===== Records supplied =====

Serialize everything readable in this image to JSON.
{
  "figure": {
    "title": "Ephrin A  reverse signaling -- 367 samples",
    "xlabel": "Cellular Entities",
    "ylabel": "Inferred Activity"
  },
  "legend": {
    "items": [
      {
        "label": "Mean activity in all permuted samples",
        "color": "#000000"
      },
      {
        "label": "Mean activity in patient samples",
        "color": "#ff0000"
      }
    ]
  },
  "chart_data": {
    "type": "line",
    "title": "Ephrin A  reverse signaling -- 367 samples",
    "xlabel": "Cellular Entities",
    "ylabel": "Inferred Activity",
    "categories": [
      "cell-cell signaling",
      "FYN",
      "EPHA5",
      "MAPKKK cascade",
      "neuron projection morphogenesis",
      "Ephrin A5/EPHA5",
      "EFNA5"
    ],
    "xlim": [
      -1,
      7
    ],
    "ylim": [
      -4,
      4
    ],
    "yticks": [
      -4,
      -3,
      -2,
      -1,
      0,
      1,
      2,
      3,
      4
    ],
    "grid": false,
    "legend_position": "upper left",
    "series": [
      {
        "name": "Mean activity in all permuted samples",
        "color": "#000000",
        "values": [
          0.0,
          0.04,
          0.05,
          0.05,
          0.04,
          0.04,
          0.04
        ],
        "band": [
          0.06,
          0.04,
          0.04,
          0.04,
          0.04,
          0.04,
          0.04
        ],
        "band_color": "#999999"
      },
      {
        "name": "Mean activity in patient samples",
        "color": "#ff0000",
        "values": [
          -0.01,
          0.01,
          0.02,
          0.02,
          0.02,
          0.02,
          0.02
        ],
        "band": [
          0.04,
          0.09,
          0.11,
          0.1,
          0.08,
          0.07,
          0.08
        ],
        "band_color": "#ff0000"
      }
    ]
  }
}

=====

- _What the exercise asks_
Could you print all of the data above once more, unaltered?

- _Response area_
Serialize everything readable in this image to JSON.
{
  "figure": {
    "title": "Ephrin A  reverse signaling -- 367 samples",
    "xlabel": "Cellular Entities",
    "ylabel": "Inferred Activity"
  },
  "legend": {
    "items": [
      {
        "label": "Mean activity in all permuted samples",
        "color": "#000000"
      },
      {
        "label": "Mean activity in patient samples",
        "color": "#ff0000"
      }
    ]
  },
  "chart_data": {
    "type": "line",
    "title": "Ephrin A  reverse signaling -- 367 samples",
    "xlabel": "Cellular Entities",
    "ylabel": "Inferred Activity",
    "categories": [
      "cell-cell signaling",
      "FYN",
      "EPHA5",
      "MAPKKK cascade",
      "neuron projection morphogenesis",
      "Ephrin A5/EPHA5",
      "EFNA5"
    ],
    "xlim": [
      -1,
      7
    ],
    "ylim": [
      -4,
      4
    ],
    "yticks": [
      -4,
      -3,
      -2,
      -1,
      0,
      1,
      2,
      3,
      4
    ],
    "grid": false,
    "legend_position": "upper left",
    "series": [
      {
        "name": "Mean activity in all permuted samples",
        "color": "#000000",
        "values": [
          0.0,
          0.04,
          0.05,
          0.05,
          0.04,
          0.04,
          0.04
        ],
        "band": [
          0.06,
          0.04,
          0.04,
          0.04,
          0.04,
          0.04,
          0.04
        ],
        "band_color": "#999999"
      },
      {
        "name": "Mean activity in patient samples",
        "color": "#ff0000",
        "values": [
          -0.01,
          0.01,
          0.02,
          0.02,
          0.02,
          0.02,
          0.02
        ],
        "band": [
          0.04,
          0.09,
          0.11,
          0.1,
          0.08,
          0.07,
          0.08
        ],
        "band_color": "#ff0000"
      }
    ]
  }
}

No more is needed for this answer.